### YOUR GOAL
Reproduce all of the material word for word.

### RECORDS FOR THIS EXERCISE
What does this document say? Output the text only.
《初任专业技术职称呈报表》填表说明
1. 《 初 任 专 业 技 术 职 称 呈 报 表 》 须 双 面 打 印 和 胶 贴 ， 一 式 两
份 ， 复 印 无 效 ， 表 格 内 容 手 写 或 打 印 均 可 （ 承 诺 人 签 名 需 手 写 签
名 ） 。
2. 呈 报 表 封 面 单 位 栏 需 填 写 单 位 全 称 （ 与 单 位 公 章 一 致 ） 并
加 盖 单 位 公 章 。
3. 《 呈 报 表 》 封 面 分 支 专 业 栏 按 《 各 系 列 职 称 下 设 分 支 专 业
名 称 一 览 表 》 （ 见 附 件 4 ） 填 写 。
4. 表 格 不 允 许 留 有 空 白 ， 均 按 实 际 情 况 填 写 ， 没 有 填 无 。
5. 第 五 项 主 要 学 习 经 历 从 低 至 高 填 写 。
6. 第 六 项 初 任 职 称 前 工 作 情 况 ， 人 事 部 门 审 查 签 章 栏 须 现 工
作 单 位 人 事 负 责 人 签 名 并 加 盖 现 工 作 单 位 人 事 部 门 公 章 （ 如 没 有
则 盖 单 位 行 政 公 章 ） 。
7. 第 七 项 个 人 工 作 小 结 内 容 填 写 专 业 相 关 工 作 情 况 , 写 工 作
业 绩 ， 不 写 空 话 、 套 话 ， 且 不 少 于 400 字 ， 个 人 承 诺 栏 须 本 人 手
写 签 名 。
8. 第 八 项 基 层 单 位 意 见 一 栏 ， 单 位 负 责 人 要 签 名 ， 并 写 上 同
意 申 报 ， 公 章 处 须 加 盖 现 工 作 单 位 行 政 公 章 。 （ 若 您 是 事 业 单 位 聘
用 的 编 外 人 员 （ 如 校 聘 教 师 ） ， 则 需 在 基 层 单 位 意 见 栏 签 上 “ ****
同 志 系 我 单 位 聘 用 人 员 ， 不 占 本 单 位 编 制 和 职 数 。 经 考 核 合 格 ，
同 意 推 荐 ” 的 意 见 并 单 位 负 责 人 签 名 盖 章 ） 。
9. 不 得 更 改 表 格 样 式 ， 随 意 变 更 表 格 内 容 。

### COMPLETE ANSWER
What does this document say? Output the text only.
《初任专业技术职称呈报表》填表说明
1. 《 初 任 专 业 技 术 职 称 呈 报 表 》 须 双 面 打 印 和 胶 贴 ， 一 式 两
份 ， 复 印 无 效 ， 表 格 内 容 手 写 或 打 印 均 可 （ 承 诺 人 签 名 需 手 写 签
名 ） 。
2. 呈 报 表 封 面 单 位 栏 需 填 写 单 位 全 称 （ 与 单 位 公 章 一 致 ） 并
加 盖 单 位 公 章 。
3. 《 呈 报 表 》 封 面 分 支 专 业 栏 按 《 各 系 列 职 称 下 设 分 支 专 业
名 称 一 览 表 》 （ 见 附 件 4 ） 填 写 。
4. 表 格 不 允 许 留 有 空 白 ， 均 按 实 际 情 况 填 写 ， 没 有 填 无 。
5. 第 五 项 主 要 学 习 经 历 从 低 至 高 填 写 。
6. 第 六 项 初 任 职 称 前 工 作 情 况 ， 人 事 部 门 审 查 签 章 栏 须 现 工
作 单 位 人 事 负 责 人 签 名 并 加 盖 现 工 作 单 位 人 事 部 门 公 章 （ 如 没 有
则 盖 单 位 行 政 公 章 ） 。
7. 第 七 项 个 人 工 作 小 结 内 容 填 写 专 业 相 关 工 作 情 况 , 写 工 作
业 绩 ， 不 写 空 话 、 套 话 ， 且 不 少 于 400 字 ， 个 人 承 诺 栏 须 本 人 手
写 签 名 。
8. 第 八 项 基 层 单 位 意 见 一 栏 ， 单 位 负 责 人 要 签 名 ， 并 写 上 同
意 申 报 ， 公 章 处 须 加 盖 现 工 作 单 位 行 政 公 章 。 （ 若 您 是 事 业 单 位 聘
用 的 编 外 人 员 （ 如 校 聘 教 师 ） ， 则 需 在 基 层 单 位 意 见 栏 签 上 “ ****
同 志 系 我 单 位 聘 用 人 员 ， 不 占 本 单 位 编 制 和 职 数 。 经 考 核 合 格 ，
同 意 推 荐 ” 的 意 见 并 单 位 负 责 人 签 名 盖 章 ） 。
9. 不 得 更 改 表 格 样 式 ， 随 意 变 更 表 格 内 容 。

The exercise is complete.